Task data —

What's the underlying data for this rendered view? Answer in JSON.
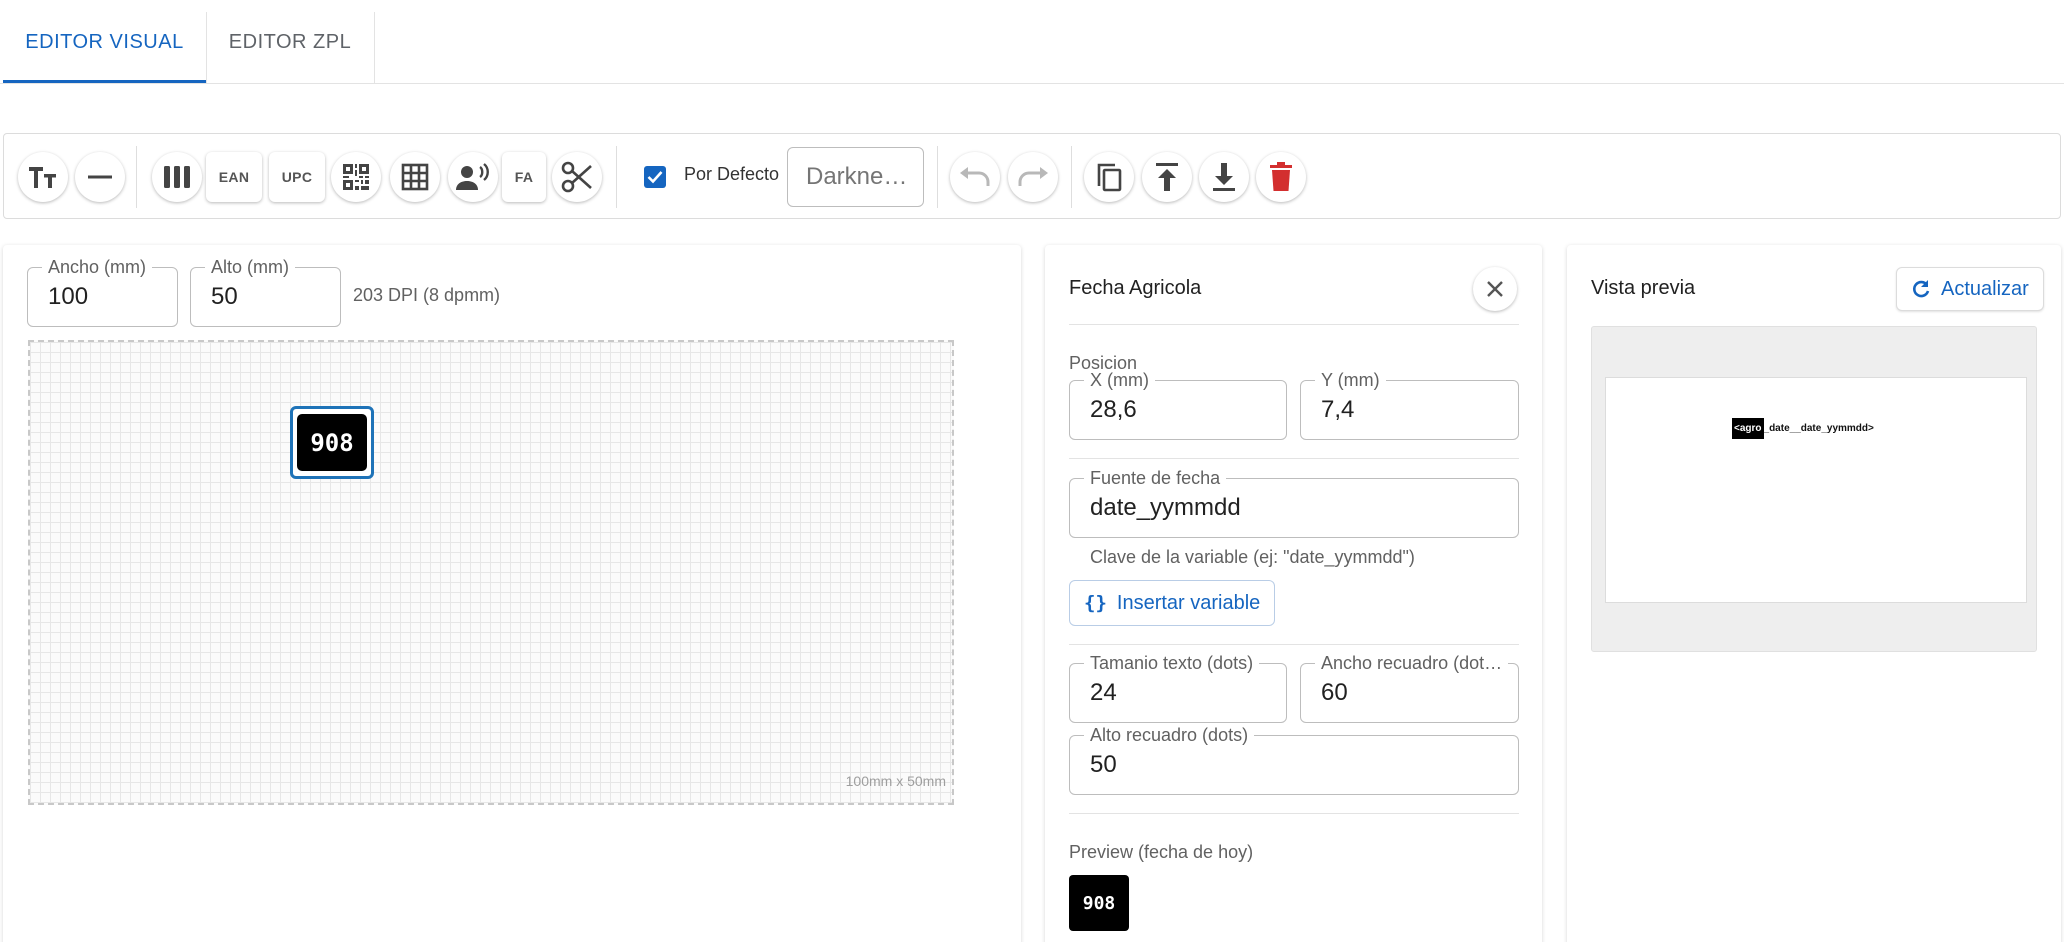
{
  "tabs": [
    {
      "label": "EDITOR VISUAL",
      "active": true
    },
    {
      "label": "EDITOR ZPL",
      "active": false
    }
  ],
  "toolbar": {
    "buttons": [
      {
        "name": "text-button",
        "icon": "text-fields-icon"
      },
      {
        "name": "line-button",
        "icon": "horizontal-rule-icon"
      },
      {
        "name": "barcode-button",
        "icon": "barcode-icon"
      },
      {
        "name": "ean-button",
        "label": "EAN"
      },
      {
        "name": "upc-button",
        "label": "UPC"
      },
      {
        "name": "qr-button",
        "icon": "qr-code-icon"
      },
      {
        "name": "table-button",
        "icon": "grid-icon"
      },
      {
        "name": "speech-button",
        "icon": "person-voice-icon"
      },
      {
        "name": "fa-button",
        "label": "FA"
      },
      {
        "name": "cut-button",
        "icon": "scissors-icon"
      }
    ],
    "default_checkbox": {
      "label": "Por Defecto",
      "checked": true
    },
    "darkness_placeholder": "Darkne…",
    "actions": [
      {
        "name": "undo-button",
        "icon": "undo-icon",
        "enabled": false
      },
      {
        "name": "redo-button",
        "icon": "redo-icon",
        "enabled": false
      },
      {
        "name": "copy-button",
        "icon": "copy-icon"
      },
      {
        "name": "upload-button",
        "icon": "upload-icon"
      },
      {
        "name": "download-button",
        "icon": "download-icon"
      },
      {
        "name": "delete-button",
        "icon": "trash-icon",
        "color": "#d32f2f"
      }
    ]
  },
  "canvas_panel": {
    "width_label": "Ancho (mm)",
    "width_value": "100",
    "height_label": "Alto (mm)",
    "height_value": "50",
    "dpi_text": "203 DPI (8 dpmm)",
    "size_note": "100mm x 50mm",
    "element_text": "908"
  },
  "properties": {
    "title": "Fecha Agricola",
    "position_label": "Posicion",
    "x_label": "X (mm)",
    "x_value": "28,6",
    "y_label": "Y (mm)",
    "y_value": "7,4",
    "source_label": "Fuente de fecha",
    "source_value": "date_yymmdd",
    "source_help": "Clave de la variable (ej: \"date_yymmdd\")",
    "insert_variable": "Insertar variable",
    "text_size_label": "Tamanio texto (dots)",
    "text_size_value": "24",
    "box_width_label": "Ancho recuadro (dot…",
    "box_width_value": "60",
    "box_height_label": "Alto recuadro (dots)",
    "box_height_value": "50",
    "preview_label": "Preview (fecha de hoy)",
    "preview_value": "908"
  },
  "preview_panel": {
    "title": "Vista previa",
    "refresh_label": "Actualizar",
    "label_tag": "<agro",
    "label_text": "_date__date_yymmdd>"
  },
  "colors": {
    "accent": "#1565c0",
    "delete": "#d32f2f"
  }
}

Requirements —
Using the listing, say how many lines include the word "upload", and add nothing else.

Solution —
2